* SET TASK *
Leave the pictures out and transcribe every record exactly.
:: MATERIAL FOR THIS EXERCISE
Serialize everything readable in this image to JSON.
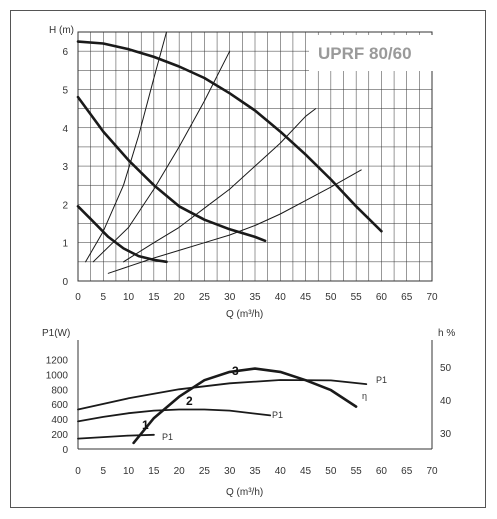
{
  "colors": {
    "curve": "#1a1a1a",
    "grid": "#333333",
    "frame": "#555555",
    "model_title": "#9a9a9a",
    "background": "#ffffff"
  },
  "chart_data": [
    {
      "id": "head",
      "type": "line",
      "title": "UPRF 80/60",
      "ylabel": "H (m)",
      "xlabel": "Q (m³/h)",
      "xlim": [
        0,
        70
      ],
      "ylim": [
        0,
        6.5
      ],
      "x_ticks": [
        0,
        5,
        10,
        15,
        20,
        25,
        30,
        35,
        40,
        45,
        50,
        55,
        60,
        65,
        70
      ],
      "y_ticks": [
        0,
        1,
        2,
        3,
        4,
        5,
        6
      ],
      "grid": true,
      "series": [
        {
          "speed": 3,
          "width": "thick",
          "x": [
            0,
            5,
            10,
            15,
            20,
            25,
            30,
            35,
            40,
            45,
            50,
            55,
            60
          ],
          "y": [
            6.25,
            6.2,
            6.05,
            5.85,
            5.6,
            5.3,
            4.9,
            4.45,
            3.9,
            3.3,
            2.65,
            1.95,
            1.3
          ]
        },
        {
          "speed": 2,
          "width": "thick",
          "x": [
            0,
            5,
            10,
            15,
            20,
            25,
            30,
            35,
            37
          ],
          "y": [
            4.8,
            3.9,
            3.15,
            2.5,
            1.95,
            1.6,
            1.35,
            1.15,
            1.05
          ]
        },
        {
          "speed": 1,
          "width": "thick",
          "x": [
            0,
            3,
            6,
            9,
            12,
            15,
            17.5
          ],
          "y": [
            1.95,
            1.55,
            1.15,
            0.85,
            0.65,
            0.55,
            0.5
          ]
        },
        {
          "kind": "system-curve",
          "width": "thin",
          "x": [
            1.5,
            5,
            9,
            12,
            15,
            17.5
          ],
          "y": [
            0.5,
            1.3,
            2.5,
            3.8,
            5.3,
            6.5
          ]
        },
        {
          "kind": "system-curve",
          "width": "thin",
          "x": [
            3,
            10,
            15,
            20,
            25,
            30
          ],
          "y": [
            0.5,
            1.4,
            2.4,
            3.5,
            4.7,
            6.0
          ]
        },
        {
          "kind": "system-curve",
          "width": "thin",
          "x": [
            9,
            15,
            20,
            25,
            30,
            35,
            40,
            45,
            47
          ],
          "y": [
            0.5,
            1.0,
            1.4,
            1.9,
            2.4,
            3.0,
            3.6,
            4.3,
            4.5
          ]
        },
        {
          "kind": "system-curve",
          "width": "thin",
          "x": [
            6,
            15,
            20,
            25,
            30,
            35,
            40,
            45,
            50,
            56
          ],
          "y": [
            0.2,
            0.6,
            0.8,
            1.0,
            1.2,
            1.45,
            1.75,
            2.1,
            2.45,
            2.9
          ]
        }
      ]
    },
    {
      "id": "power",
      "type": "line",
      "ylabel": "P1(W)",
      "ylabel_right": "h %",
      "xlabel": "Q (m³/h)",
      "xlim": [
        0,
        70
      ],
      "ylim": [
        0,
        1300
      ],
      "ylim_right": [
        25,
        55
      ],
      "x_ticks": [
        0,
        5,
        10,
        15,
        20,
        25,
        30,
        35,
        40,
        45,
        50,
        55,
        60,
        65,
        70
      ],
      "y_ticks": [
        0,
        200,
        400,
        600,
        800,
        1000,
        1200
      ],
      "y_ticks_right": [
        30,
        40,
        50
      ],
      "grid": false,
      "series": [
        {
          "name": "P1",
          "speed": 3,
          "x": [
            0,
            10,
            20,
            30,
            40,
            50,
            57
          ],
          "y": [
            530,
            680,
            800,
            880,
            925,
            920,
            870
          ]
        },
        {
          "name": "P1",
          "speed": 2,
          "x": [
            0,
            5,
            10,
            15,
            20,
            25,
            30,
            35,
            38
          ],
          "y": [
            370,
            430,
            480,
            515,
            530,
            530,
            515,
            475,
            450
          ]
        },
        {
          "name": "P1",
          "speed": 1,
          "x": [
            0,
            5,
            10,
            15
          ],
          "y": [
            140,
            160,
            180,
            190
          ]
        },
        {
          "name": "η",
          "axis": "right",
          "x": [
            11,
            15,
            20,
            25,
            30,
            35,
            40,
            45,
            50,
            55
          ],
          "y": [
            27,
            34.5,
            41,
            46,
            48.5,
            49.5,
            48.5,
            46,
            43,
            38
          ]
        }
      ],
      "curve_markers": [
        "1",
        "2",
        "3"
      ]
    }
  ]
}
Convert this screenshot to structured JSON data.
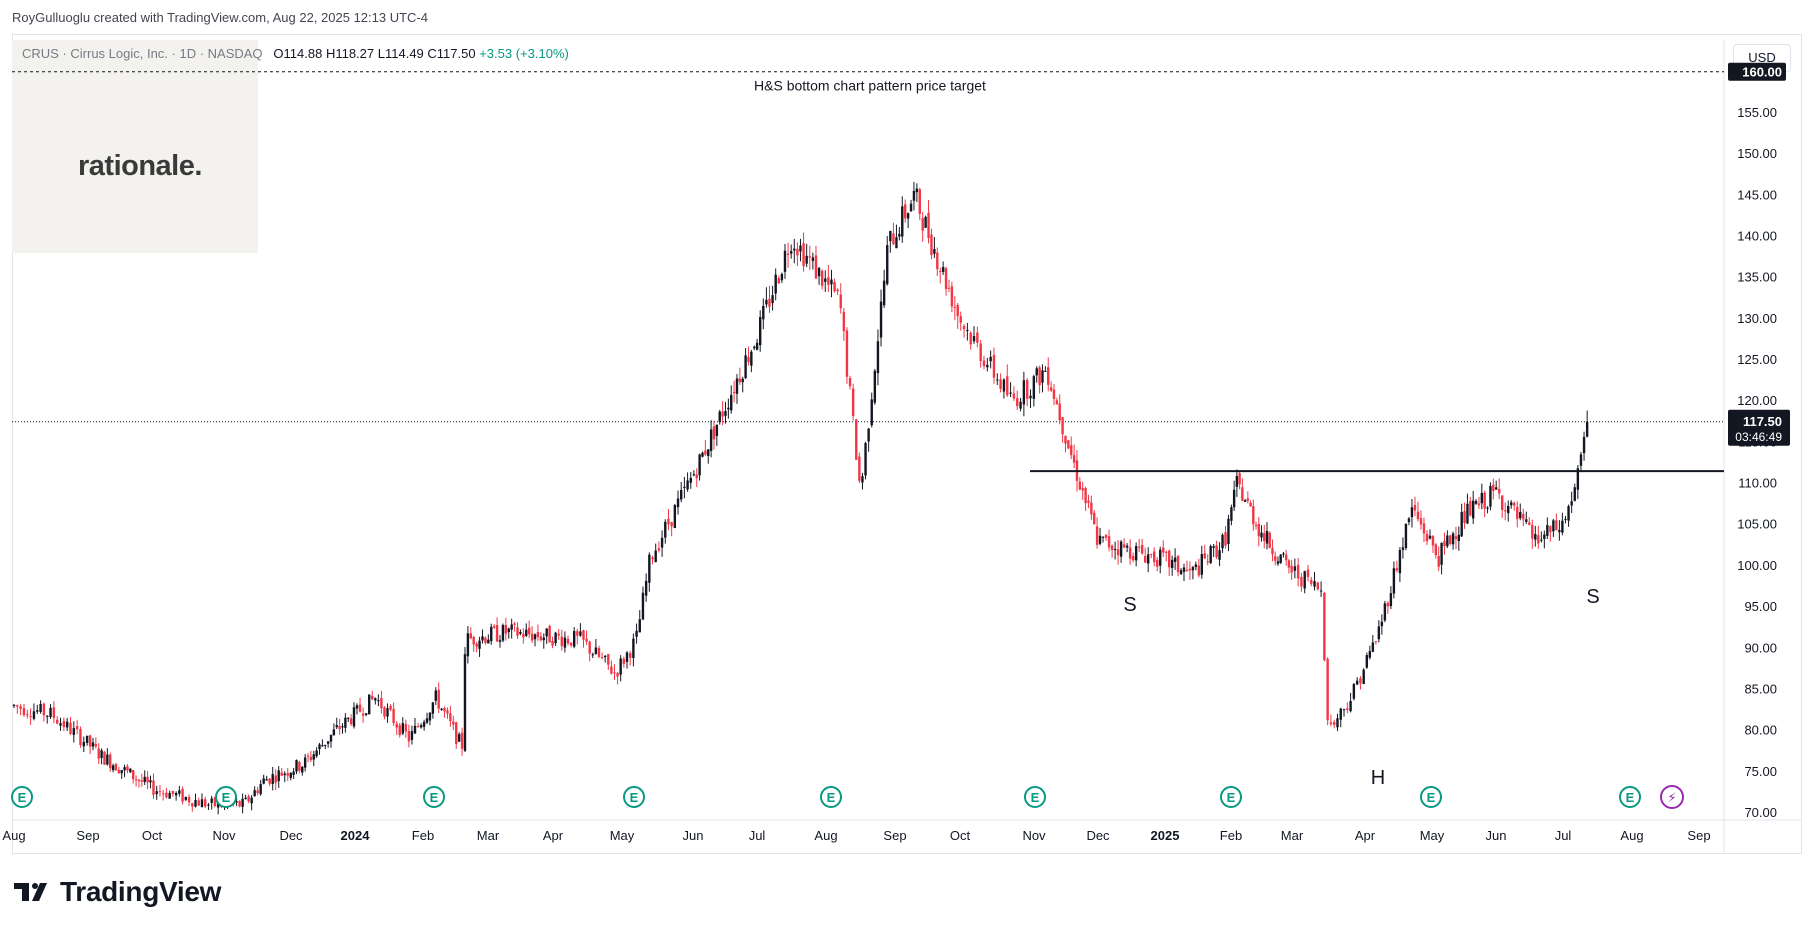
::::
* SOLVED EXERCISE *
Serialize everything readable in this image to JSON.
{
  "colors": {
    "curve": "#1a1a1a",
    "grid": "#333333",
    "frame": "#555555",
    "model_title": "#9a9a9a",
    "background": "#ffffff"
  },
  "chart_data": [
    {
      "id": "head",
      "type": "line",
      "title": "UPRF 80/60",
      "ylabel": "H (m)",
      "xlabel": "Q (m³/h)",
      "xlim": [
        0,
        70
      ],
      "ylim": [
        0,
        6.5
      ],
      "x_ticks": [
        0,
        5,
        10,
        15,
        20,
        25,
        30,
        35,
        40,
        45,
        50,
        55,
        60,
        65,
        70
      ],
      "y_ticks": [
        0,
        1,
        2,
        3,
        4,
        5,
        6
      ],
      "grid": true,
      "series": [
        {
          "speed": 3,
          "width": "thick",
          "x": [
            0,
            5,
            10,
            15,
            20,
            25,
            30,
            35,
            40,
            45,
            50,
            55,
            60
          ],
          "y": [
            6.25,
            6.2,
            6.05,
            5.85,
            5.6,
            5.3,
            4.9,
            4.45,
            3.9,
            3.3,
            2.65,
            1.95,
            1.3
          ]
        },
        {
          "speed": 2,
          "width": "thick",
          "x": [
            0,
            5,
            10,
            15,
            20,
            25,
            30,
            35,
            37
          ],
          "y": [
            4.8,
            3.9,
            3.15,
            2.5,
            1.95,
            1.6,
            1.35,
            1.15,
            1.05
          ]
        },
        {
          "speed": 1,
          "width": "thick",
          "x": [
            0,
            3,
            6,
            9,
            12,
            15,
            17.5
          ],
          "y": [
            1.95,
            1.55,
            1.15,
            0.85,
            0.65,
            0.55,
            0.5
          ]
        },
        {
          "kind": "system-curve",
          "width": "thin",
          "x": [
            1.5,
            5,
            9,
            12,
            15,
            17.5
          ],
          "y": [
            0.5,
            1.3,
            2.5,
            3.8,
            5.3,
            6.5
          ]
        },
        {
          "kind": "system-curve",
          "width": "thin",
          "x": [
            3,
            10,
            15,
            20,
            25,
            30
          ],
          "y": [
            0.5,
            1.4,
            2.4,
            3.5,
            4.7,
            6.0
          ]
        },
        {
          "kind": "system-curve",
          "width": "thin",
          "x": [
            9,
            15,
            20,
            25,
            30,
            35,
            40,
            45,
            47
          ],
          "y": [
            0.5,
            1.0,
            1.4,
            1.9,
            2.4,
            3.0,
            3.6,
            4.3,
            4.5
          ]
        },
        {
          "kind": "system-curve",
          "width": "thin",
          "x": [
            6,
            15,
            20,
            25,
            30,
            35,
            40,
            45,
            50,
            56
          ],
          "y": [
            0.2,
            0.6,
            0.8,
            1.0,
            1.2,
            1.45,
            1.75,
            2.1,
            2.45,
            2.9
          ]
        }
      ]
    },
    {
      "id": "power",
      "type": "line",
      "ylabel": "P1(W)",
      "ylabel_right": "h %",
      "xlabel": "Q (m³/h)",
      "xlim": [
        0,
        70
      ],
      "ylim": [
        0,
        1300
      ],
      "ylim_right": [
        25,
        55
      ],
      "x_ticks": [
        0,
        5,
        10,
        15,
        20,
        25,
        30,
        35,
        40,
        45,
        50,
        55,
        60,
        65,
        70
      ],
      "y_ticks": [
        0,
        200,
        400,
        600,
        800,
        1000,
        1200
      ],
      "y_ticks_right": [
        30,
        40,
        50
      ],
      "grid": false,
      "series": [
        {
          "name": "P1",
          "speed": 3,
          "x": [
            0,
            10,
            20,
            30,
            40,
            50,
            57
          ],
          "y": [
            530,
            680,
            800,
            880,
            925,
            920,
            870
          ]
        },
        {
          "name": "P1",
          "speed": 2,
          "x": [
            0,
            5,
            10,
            15,
            20,
            25,
            30,
            35,
            38
          ],
          "y": [
            370,
            430,
            480,
            515,
            530,
            530,
            515,
            475,
            450
          ]
        },
        {
          "name": "P1",
          "speed": 1,
          "x": [
            0,
            5,
            10,
            15
          ],
          "y": [
            140,
            160,
            180,
            190
          ]
        },
        {
          "name": "η",
          "axis": "right",
          "x": [
            11,
            15,
            20,
            25,
            30,
            35,
            40,
            45,
            50,
            55
          ],
          "y": [
            27,
            34.5,
            41,
            46,
            48.5,
            49.5,
            48.5,
            46,
            43,
            38
          ]
        }
      ],
      "curve_markers": [
        "1",
        "2",
        "3"
      ]
    }
  ]
}
Convert this screenshot to structured JSON data.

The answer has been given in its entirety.